-- Start of Data rows --
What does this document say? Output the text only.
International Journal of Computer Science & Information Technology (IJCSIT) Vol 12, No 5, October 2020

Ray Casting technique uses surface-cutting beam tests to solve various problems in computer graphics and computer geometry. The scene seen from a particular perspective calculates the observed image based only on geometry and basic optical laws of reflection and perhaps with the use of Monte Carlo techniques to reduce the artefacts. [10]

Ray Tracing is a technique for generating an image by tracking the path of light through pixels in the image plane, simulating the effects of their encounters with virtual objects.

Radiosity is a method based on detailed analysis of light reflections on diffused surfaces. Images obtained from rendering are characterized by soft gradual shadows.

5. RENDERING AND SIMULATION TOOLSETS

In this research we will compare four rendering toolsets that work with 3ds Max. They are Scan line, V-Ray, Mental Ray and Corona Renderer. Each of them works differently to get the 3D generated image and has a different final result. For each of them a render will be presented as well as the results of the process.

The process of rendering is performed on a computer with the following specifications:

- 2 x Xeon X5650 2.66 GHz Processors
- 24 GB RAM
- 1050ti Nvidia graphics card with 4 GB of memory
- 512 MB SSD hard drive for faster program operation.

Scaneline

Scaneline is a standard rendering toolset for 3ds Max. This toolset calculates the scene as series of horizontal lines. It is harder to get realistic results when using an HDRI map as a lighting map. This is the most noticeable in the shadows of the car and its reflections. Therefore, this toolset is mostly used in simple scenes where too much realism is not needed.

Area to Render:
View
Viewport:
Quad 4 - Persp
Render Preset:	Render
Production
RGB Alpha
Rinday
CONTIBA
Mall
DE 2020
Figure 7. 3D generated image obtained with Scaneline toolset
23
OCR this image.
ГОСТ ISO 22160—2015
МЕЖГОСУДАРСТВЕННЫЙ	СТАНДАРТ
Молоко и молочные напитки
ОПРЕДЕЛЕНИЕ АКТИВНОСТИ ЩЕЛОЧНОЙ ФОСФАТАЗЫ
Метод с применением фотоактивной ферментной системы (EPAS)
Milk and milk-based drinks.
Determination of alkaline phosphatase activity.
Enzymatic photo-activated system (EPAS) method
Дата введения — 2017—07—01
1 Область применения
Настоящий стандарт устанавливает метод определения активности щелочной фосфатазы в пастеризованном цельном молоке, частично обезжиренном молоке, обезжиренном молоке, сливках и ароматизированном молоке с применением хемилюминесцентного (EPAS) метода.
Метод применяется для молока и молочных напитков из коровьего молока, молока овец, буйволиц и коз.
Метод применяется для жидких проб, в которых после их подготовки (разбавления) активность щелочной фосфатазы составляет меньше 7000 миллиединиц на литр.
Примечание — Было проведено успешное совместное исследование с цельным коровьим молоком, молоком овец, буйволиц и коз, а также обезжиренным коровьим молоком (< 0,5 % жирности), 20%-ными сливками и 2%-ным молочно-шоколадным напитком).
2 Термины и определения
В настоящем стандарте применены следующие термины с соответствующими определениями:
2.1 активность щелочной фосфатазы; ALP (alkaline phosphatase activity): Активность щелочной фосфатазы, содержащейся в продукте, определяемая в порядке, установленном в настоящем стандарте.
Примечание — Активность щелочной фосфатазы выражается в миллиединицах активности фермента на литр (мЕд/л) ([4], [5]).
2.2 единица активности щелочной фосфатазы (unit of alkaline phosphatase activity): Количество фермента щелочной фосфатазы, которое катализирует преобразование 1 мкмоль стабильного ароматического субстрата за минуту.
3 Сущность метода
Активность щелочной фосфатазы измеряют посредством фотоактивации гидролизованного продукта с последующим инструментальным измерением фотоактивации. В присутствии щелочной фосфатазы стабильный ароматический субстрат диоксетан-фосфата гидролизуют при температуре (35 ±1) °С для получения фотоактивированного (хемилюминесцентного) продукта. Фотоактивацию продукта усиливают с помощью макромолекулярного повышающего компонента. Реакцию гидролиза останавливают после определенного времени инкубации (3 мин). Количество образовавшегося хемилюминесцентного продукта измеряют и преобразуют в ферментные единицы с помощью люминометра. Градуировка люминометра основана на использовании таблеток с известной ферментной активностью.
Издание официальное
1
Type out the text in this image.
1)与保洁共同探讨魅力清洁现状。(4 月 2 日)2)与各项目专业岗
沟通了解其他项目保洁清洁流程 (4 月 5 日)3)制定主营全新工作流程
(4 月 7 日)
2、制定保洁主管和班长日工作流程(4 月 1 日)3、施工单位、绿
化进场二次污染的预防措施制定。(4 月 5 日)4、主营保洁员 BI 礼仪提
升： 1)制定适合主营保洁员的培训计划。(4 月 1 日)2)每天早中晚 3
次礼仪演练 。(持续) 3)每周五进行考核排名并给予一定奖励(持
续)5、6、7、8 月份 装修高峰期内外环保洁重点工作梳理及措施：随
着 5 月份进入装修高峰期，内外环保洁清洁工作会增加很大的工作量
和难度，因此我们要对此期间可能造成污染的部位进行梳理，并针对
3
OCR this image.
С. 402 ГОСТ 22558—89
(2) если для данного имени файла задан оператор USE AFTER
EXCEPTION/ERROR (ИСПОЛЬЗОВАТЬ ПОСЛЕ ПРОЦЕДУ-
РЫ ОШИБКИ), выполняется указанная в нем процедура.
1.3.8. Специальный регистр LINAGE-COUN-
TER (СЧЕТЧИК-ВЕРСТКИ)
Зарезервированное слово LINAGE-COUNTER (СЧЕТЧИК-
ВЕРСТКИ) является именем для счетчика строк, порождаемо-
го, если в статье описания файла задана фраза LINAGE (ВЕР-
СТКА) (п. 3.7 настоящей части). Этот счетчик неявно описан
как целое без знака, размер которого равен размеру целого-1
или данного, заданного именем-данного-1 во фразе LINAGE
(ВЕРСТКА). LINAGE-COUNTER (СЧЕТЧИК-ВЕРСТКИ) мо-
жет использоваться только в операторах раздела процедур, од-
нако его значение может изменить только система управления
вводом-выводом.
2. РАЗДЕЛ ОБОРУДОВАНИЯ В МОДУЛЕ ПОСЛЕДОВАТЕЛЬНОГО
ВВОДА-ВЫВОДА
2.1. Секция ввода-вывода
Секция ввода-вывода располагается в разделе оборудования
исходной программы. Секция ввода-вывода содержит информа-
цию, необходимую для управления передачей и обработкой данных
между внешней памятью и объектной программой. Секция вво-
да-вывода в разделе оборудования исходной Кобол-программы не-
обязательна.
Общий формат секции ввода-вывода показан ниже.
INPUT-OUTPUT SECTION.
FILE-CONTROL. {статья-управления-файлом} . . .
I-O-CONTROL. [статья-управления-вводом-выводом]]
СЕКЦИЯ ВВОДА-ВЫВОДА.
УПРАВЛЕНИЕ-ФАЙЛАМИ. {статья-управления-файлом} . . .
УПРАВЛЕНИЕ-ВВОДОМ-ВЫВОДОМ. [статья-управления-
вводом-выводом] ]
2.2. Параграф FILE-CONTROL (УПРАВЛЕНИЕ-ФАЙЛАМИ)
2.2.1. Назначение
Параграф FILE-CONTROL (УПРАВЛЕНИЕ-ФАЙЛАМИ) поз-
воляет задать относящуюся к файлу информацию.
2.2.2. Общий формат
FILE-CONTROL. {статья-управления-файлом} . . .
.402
-- End of Data rows --
Request
Repeat the whole listing exactly, keeping every line intact.

Result below
What does this document say? Output the text only.
International Journal of Computer Science & Information Technology (IJCSIT) Vol 12, No 5, October 2020

Ray Casting technique uses surface-cutting beam tests to solve various problems in computer graphics and computer geometry. The scene seen from a particular perspective calculates the observed image based only on geometry and basic optical laws of reflection and perhaps with the use of Monte Carlo techniques to reduce the artefacts. [10]

Ray Tracing is a technique for generating an image by tracking the path of light through pixels in the image plane, simulating the effects of their encounters with virtual objects.

Radiosity is a method based on detailed analysis of light reflections on diffused surfaces. Images obtained from rendering are characterized by soft gradual shadows.

5. RENDERING AND SIMULATION TOOLSETS

In this research we will compare four rendering toolsets that work with 3ds Max. They are Scan line, V-Ray, Mental Ray and Corona Renderer. Each of them works differently to get the 3D generated image and has a different final result. For each of them a render will be presented as well as the results of the process.

The process of rendering is performed on a computer with the following specifications:

- 2 x Xeon X5650 2.66 GHz Processors
- 24 GB RAM
- 1050ti Nvidia graphics card with 4 GB of memory
- 512 MB SSD hard drive for faster program operation.

Scaneline

Scaneline is a standard rendering toolset for 3ds Max. This toolset calculates the scene as series of horizontal lines. It is harder to get realistic results when using an HDRI map as a lighting map. This is the most noticeable in the shadows of the car and its reflections. Therefore, this toolset is mostly used in simple scenes where too much realism is not needed.

Area to Render:
View
Viewport:
Quad 4 - Persp
Render Preset:	Render
Production
RGB Alpha
Rinday
CONTIBA
Mall
DE 2020
Figure 7. 3D generated image obtained with Scaneline toolset
23
OCR this image.
ГОСТ ISO 22160—2015
МЕЖГОСУДАРСТВЕННЫЙ	СТАНДАРТ
Молоко и молочные напитки
ОПРЕДЕЛЕНИЕ АКТИВНОСТИ ЩЕЛОЧНОЙ ФОСФАТАЗЫ
Метод с применением фотоактивной ферментной системы (EPAS)
Milk and milk-based drinks.
Determination of alkaline phosphatase activity.
Enzymatic photo-activated system (EPAS) method
Дата введения — 2017—07—01
1 Область применения
Настоящий стандарт устанавливает метод определения активности щелочной фосфатазы в пастеризованном цельном молоке, частично обезжиренном молоке, обезжиренном молоке, сливках и ароматизированном молоке с применением хемилюминесцентного (EPAS) метода.
Метод применяется для молока и молочных напитков из коровьего молока, молока овец, буйволиц и коз.
Метод применяется для жидких проб, в которых после их подготовки (разбавления) активность щелочной фосфатазы составляет меньше 7000 миллиединиц на литр.
Примечание — Было проведено успешное совместное исследование с цельным коровьим молоком, молоком овец, буйволиц и коз, а также обезжиренным коровьим молоком (< 0,5 % жирности), 20%-ными сливками и 2%-ным молочно-шоколадным напитком).
2 Термины и определения
В настоящем стандарте применены следующие термины с соответствующими определениями:
2.1 активность щелочной фосфатазы; ALP (alkaline phosphatase activity): Активность щелочной фосфатазы, содержащейся в продукте, определяемая в порядке, установленном в настоящем стандарте.
Примечание — Активность щелочной фосфатазы выражается в миллиединицах активности фермента на литр (мЕд/л) ([4], [5]).
2.2 единица активности щелочной фосфатазы (unit of alkaline phosphatase activity): Количество фермента щелочной фосфатазы, которое катализирует преобразование 1 мкмоль стабильного ароматического субстрата за минуту.
3 Сущность метода
Активность щелочной фосфатазы измеряют посредством фотоактивации гидролизованного продукта с последующим инструментальным измерением фотоактивации. В присутствии щелочной фосфатазы стабильный ароматический субстрат диоксетан-фосфата гидролизуют при температуре (35 ±1) °С для получения фотоактивированного (хемилюминесцентного) продукта. Фотоактивацию продукта усиливают с помощью макромолекулярного повышающего компонента. Реакцию гидролиза останавливают после определенного времени инкубации (3 мин). Количество образовавшегося хемилюминесцентного продукта измеряют и преобразуют в ферментные единицы с помощью люминометра. Градуировка люминометра основана на использовании таблеток с известной ферментной активностью.
Издание официальное
1
Type out the text in this image.
1)与保洁共同探讨魅力清洁现状。(4 月 2 日)2)与各项目专业岗
沟通了解其他项目保洁清洁流程 (4 月 5 日)3)制定主营全新工作流程
(4 月 7 日)
2、制定保洁主管和班长日工作流程(4 月 1 日)3、施工单位、绿
化进场二次污染的预防措施制定。(4 月 5 日)4、主营保洁员 BI 礼仪提
升： 1)制定适合主营保洁员的培训计划。(4 月 1 日)2)每天早中晚 3
次礼仪演练 。(持续) 3)每周五进行考核排名并给予一定奖励(持
续)5、6、7、8 月份 装修高峰期内外环保洁重点工作梳理及措施：随
着 5 月份进入装修高峰期，内外环保洁清洁工作会增加很大的工作量
和难度，因此我们要对此期间可能造成污染的部位进行梳理，并针对
3
OCR this image.
С. 402 ГОСТ 22558—89
(2) если для данного имени файла задан оператор USE AFTER
EXCEPTION/ERROR (ИСПОЛЬЗОВАТЬ ПОСЛЕ ПРОЦЕДУ-
РЫ ОШИБКИ), выполняется указанная в нем процедура.
1.3.8. Специальный регистр LINAGE-COUN-
TER (СЧЕТЧИК-ВЕРСТКИ)
Зарезервированное слово LINAGE-COUNTER (СЧЕТЧИК-
ВЕРСТКИ) является именем для счетчика строк, порождаемо-
го, если в статье описания файла задана фраза LINAGE (ВЕР-
СТКА) (п. 3.7 настоящей части). Этот счетчик неявно описан
как целое без знака, размер которого равен размеру целого-1
или данного, заданного именем-данного-1 во фразе LINAGE
(ВЕРСТКА). LINAGE-COUNTER (СЧЕТЧИК-ВЕРСТКИ) мо-
жет использоваться только в операторах раздела процедур, од-
нако его значение может изменить только система управления
вводом-выводом.
2. РАЗДЕЛ ОБОРУДОВАНИЯ В МОДУЛЕ ПОСЛЕДОВАТЕЛЬНОГО
ВВОДА-ВЫВОДА
2.1. Секция ввода-вывода
Секция ввода-вывода располагается в разделе оборудования
исходной программы. Секция ввода-вывода содержит информа-
цию, необходимую для управления передачей и обработкой данных
между внешней памятью и объектной программой. Секция вво-
да-вывода в разделе оборудования исходной Кобол-программы не-
обязательна.
Общий формат секции ввода-вывода показан ниже.
INPUT-OUTPUT SECTION.
FILE-CONTROL. {статья-управления-файлом} . . .
I-O-CONTROL. [статья-управления-вводом-выводом]]
СЕКЦИЯ ВВОДА-ВЫВОДА.
УПРАВЛЕНИЕ-ФАЙЛАМИ. {статья-управления-файлом} . . .
УПРАВЛЕНИЕ-ВВОДОМ-ВЫВОДОМ. [статья-управления-
вводом-выводом] ]
2.2. Параграф FILE-CONTROL (УПРАВЛЕНИЕ-ФАЙЛАМИ)
2.2.1. Назначение
Параграф FILE-CONTROL (УПРАВЛЕНИЕ-ФАЙЛАМИ) поз-
воляет задать относящуюся к файлу информацию.
2.2.2. Общий формат
FILE-CONTROL. {статья-управления-файлом} . . .
.402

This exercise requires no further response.